### Problem requirements:
Where a line of the listing below includes the word "Shankar", reproduce that line.

-------

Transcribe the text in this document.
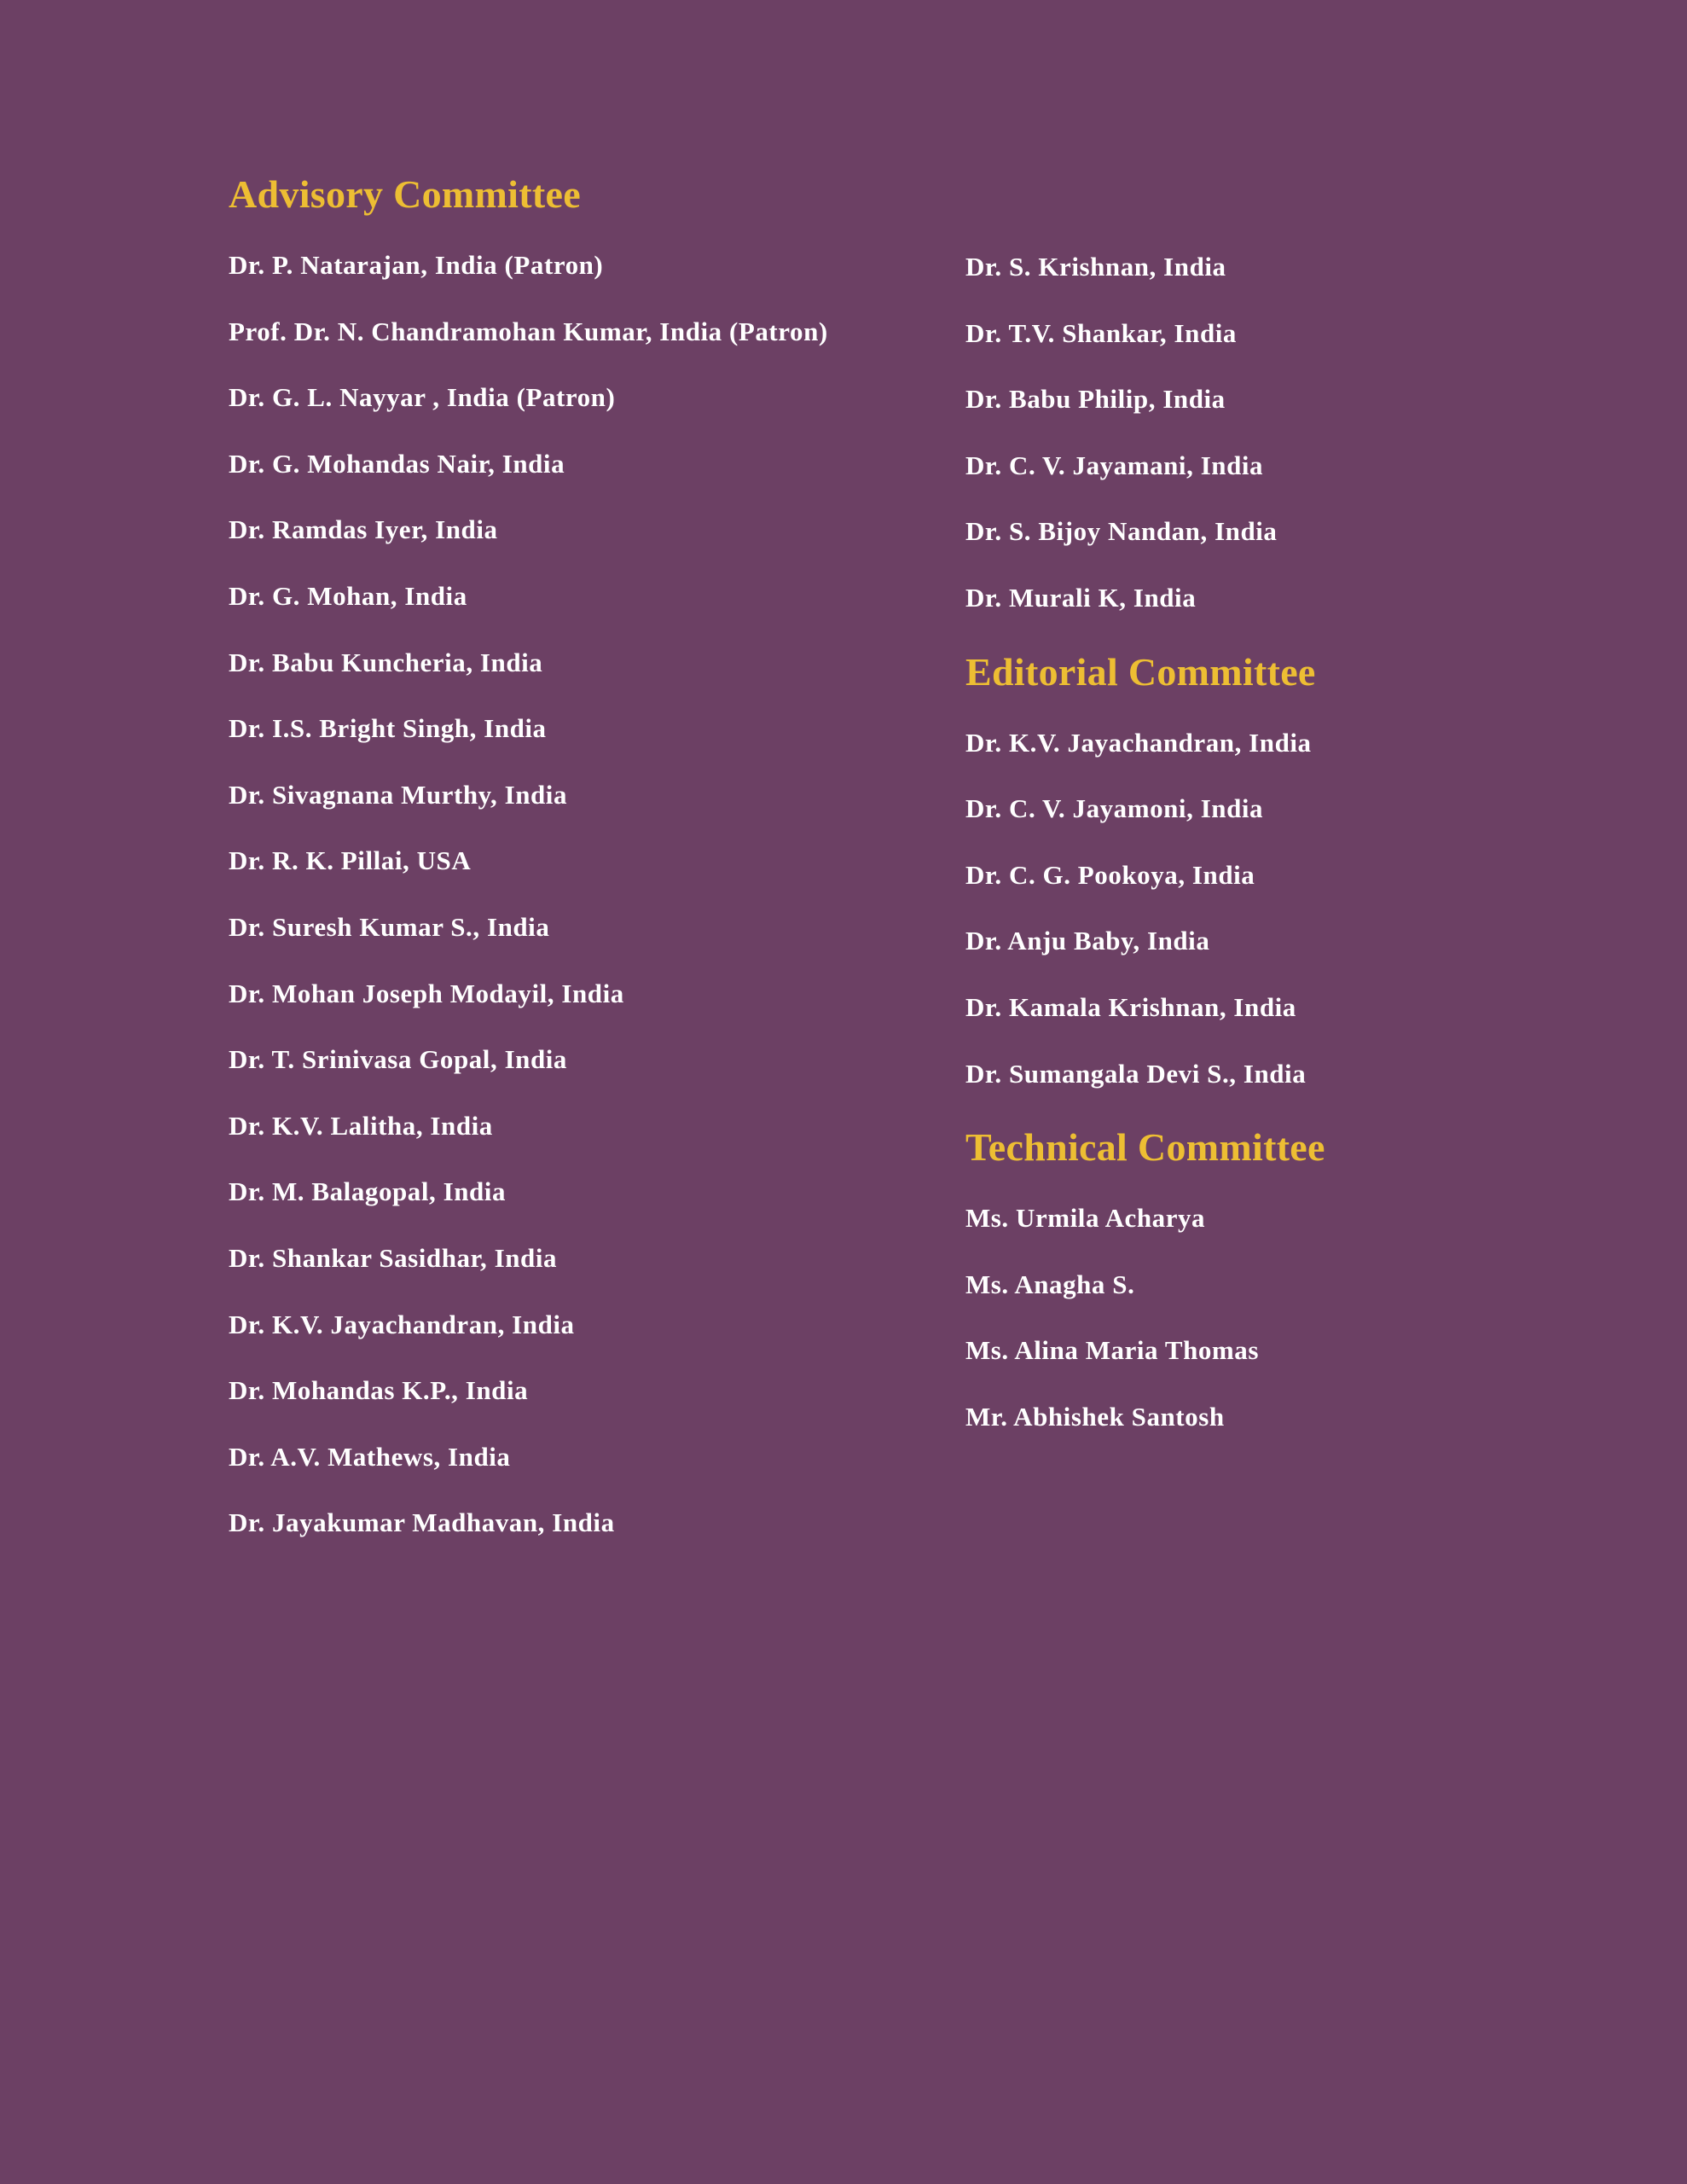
Advisory Committee
Dr. P. Natarajan, India (Patron)
Prof. Dr. N. Chandramohan Kumar, India (Patron)
Dr. G. L. Nayyar , India (Patron)
Dr. G. Mohandas Nair, India
Dr. Ramdas Iyer, India
Dr. G. Mohan, India
Dr. Babu Kuncheria, India
Dr. I.S. Bright Singh, India
Dr. Sivagnana Murthy, India
Dr. R. K. Pillai, USA
Dr. Suresh Kumar S., India
Dr. Mohan Joseph Modayil, India
Dr. T. Srinivasa Gopal, India
Dr. K.V. Lalitha, India
Dr. M. Balagopal, India
Dr. Shankar Sasidhar, India
Dr. K.V. Jayachandran, India
Dr. Mohandas K.P., India
Dr. A.V. Mathews, India
Dr. Jayakumar Madhavan, India
Dr. S. Krishnan, India
Dr. T.V. Shankar, India
Dr. Babu Philip, India
Dr. C. V. Jayamani, India
Dr. S. Bijoy Nandan, India
Dr. Murali K, India
Editorial Committee
Dr. K.V. Jayachandran, India
Dr. C. V. Jayamoni, India
Dr. C. G. Pookoya, India
Dr. Anju Baby, India
Dr. Kamala Krishnan, India
Dr. Sumangala Devi S., India
Technical Committee
Ms. Urmila Acharya
Ms. Anagha S.
Ms. Alina Maria Thomas
Mr. Abhishek Santosh
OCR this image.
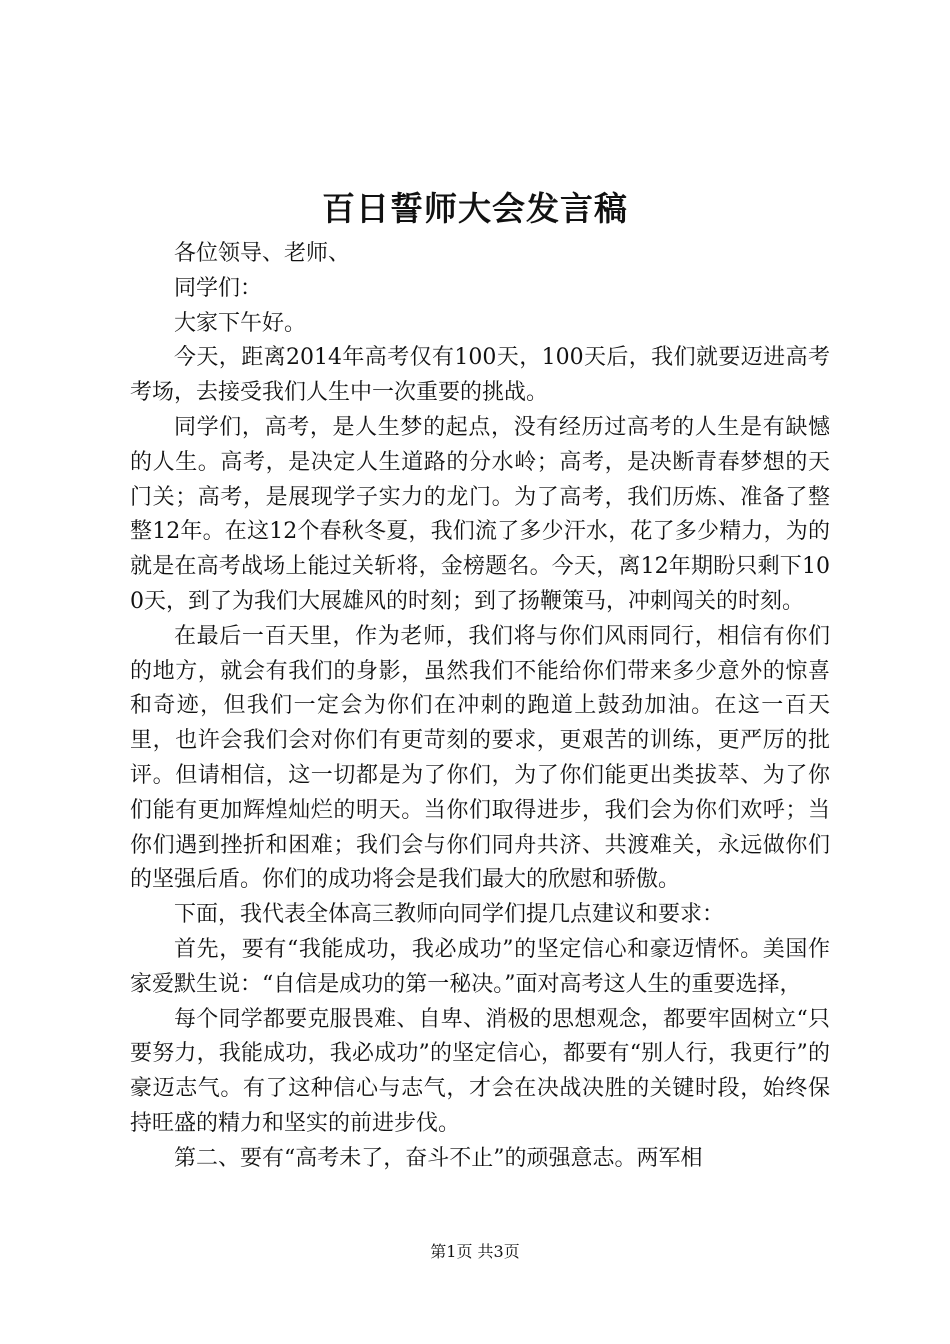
百日誓师大会发言稿

各位领导、老师、

同学们：

大家下午好。

今天，距离2014年高考仅有100天，100天后，我们就要迈进高考考场，去接受我们人生中一次重要的挑战。

同学们，高考，是人生梦的起点，没有经历过高考的人生是有缺憾的人生。高考，是决定人生道路的分水岭；高考，是决断青春梦想的天门关；高考，是展现学子实力的龙门。为了高考，我们历炼、准备了整整12年。在这12个春秋冬夏，我们流了多少汗水，花了多少精力，为的就是在高考战场上能过关斩将，金榜题名。今天，离12年期盼只剩下100天，到了为我们大展雄风的时刻；到了扬鞭策马，冲刺闯关的时刻。

在最后一百天里，作为老师，我们将与你们风雨同行，相信有你们的地方，就会有我们的身影，虽然我们不能给你们带来多少意外的惊喜和奇迹，但我们一定会为你们在冲刺的跑道上鼓劲加油。在这一百天里，也许会我们会对你们有更苛刻的要求，更艰苦的训练，更严厉的批评。但请相信，这一切都是为了你们，为了你们能更出类拔萃、为了你们能有更加辉煌灿烂的明天。当你们取得进步，我们会为你们欢呼；当你们遇到挫折和困难；我们会与你们同舟共济、共渡难关，永远做你们的坚强后盾。你们的成功将会是我们最大的欣慰和骄傲。

下面，我代表全体高三教师向同学们提几点建议和要求：

首先，要有“我能成功，我必成功”的坚定信心和豪迈情怀。美国作家爱默生说：“自信是成功的第一秘决。”面对高考这人生的重要选择，

每个同学都要克服畏难、自卑、消极的思想观念，都要牢固树立“只要努力，我能成功，我必成功”的坚定信心，都要有“别人行，我更行”的豪迈志气。有了这种信心与志气，才会在决战决胜的关键时段，始终保持旺盛的精力和坚实的前进步伐。

第二、要有“高考未了，奋斗不止”的顽强意志。两军相

第1页 共3页
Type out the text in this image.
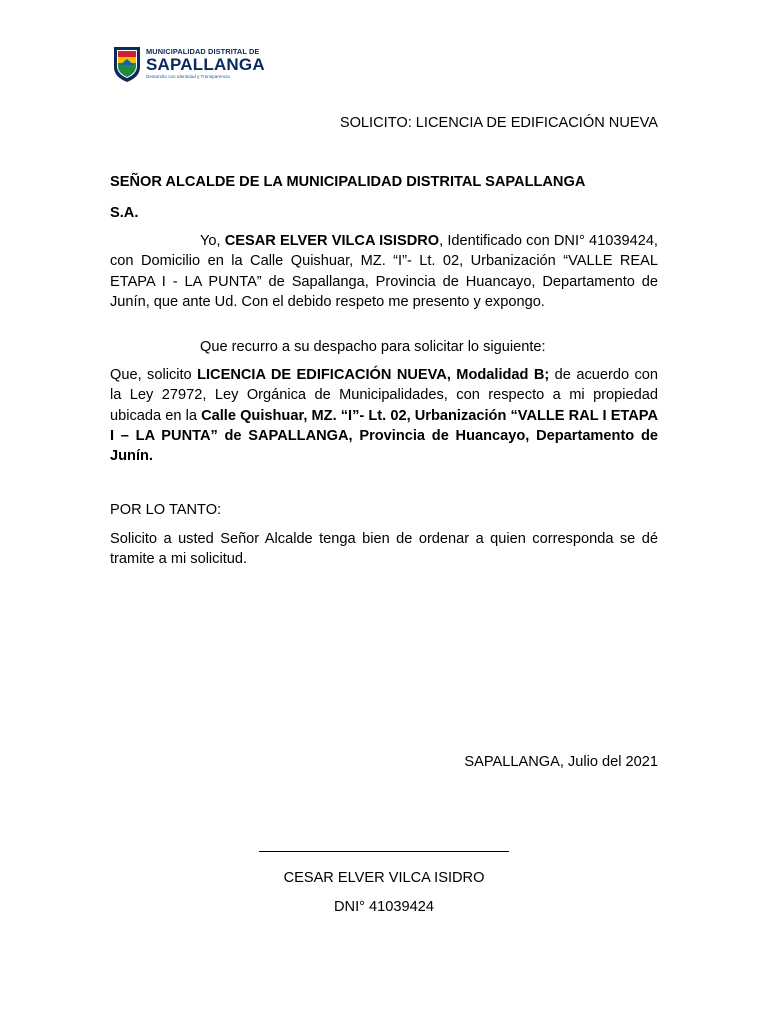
MUNICIPALIDAD DISTRITAL DE
SAPALLANGA
Desarrollo con Identidad y Transparencia
SOLICITO: LICENCIA DE EDIFICACIÓN NUEVA
SEÑOR ALCALDE DE LA MUNICIPALIDAD DISTRITAL SAPALLANGA
S.A.
Yo, CESAR ELVER VILCA ISISDRO, Identificado con DNI° 41039424, con Domicilio en la Calle Quishuar, MZ. “I”- Lt. 02, Urbanización “VALLE REAL ETAPA I - LA PUNTA” de Sapallanga, Provincia de Huancayo, Departamento de Junín, que ante Ud. Con el debido respeto me presento y expongo.
Que recurro a su despacho para solicitar lo siguiente:
Que, solicito LICENCIA DE EDIFICACIÓN NUEVA, Modalidad B; de acuerdo con la Ley 27972, Ley Orgánica de Municipalidades, con respecto a mi propiedad ubicada en la Calle Quishuar, MZ. “I”- Lt. 02, Urbanización “VALLE RAL I ETAPA I – LA PUNTA” de SAPALLANGA, Provincia de Huancayo, Departamento de Junín.
POR LO TANTO:
Solicito a usted Señor Alcalde tenga bien de ordenar a quien corresponda se dé tramite a mi solicitud.
SAPALLANGA, Julio del 2021
CESAR ELVER VILCA ISIDRO
DNI° 41039424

-------

### Solution below:
Dr. Shankar Sasidhar, India
Dr. T.V. Shankar, India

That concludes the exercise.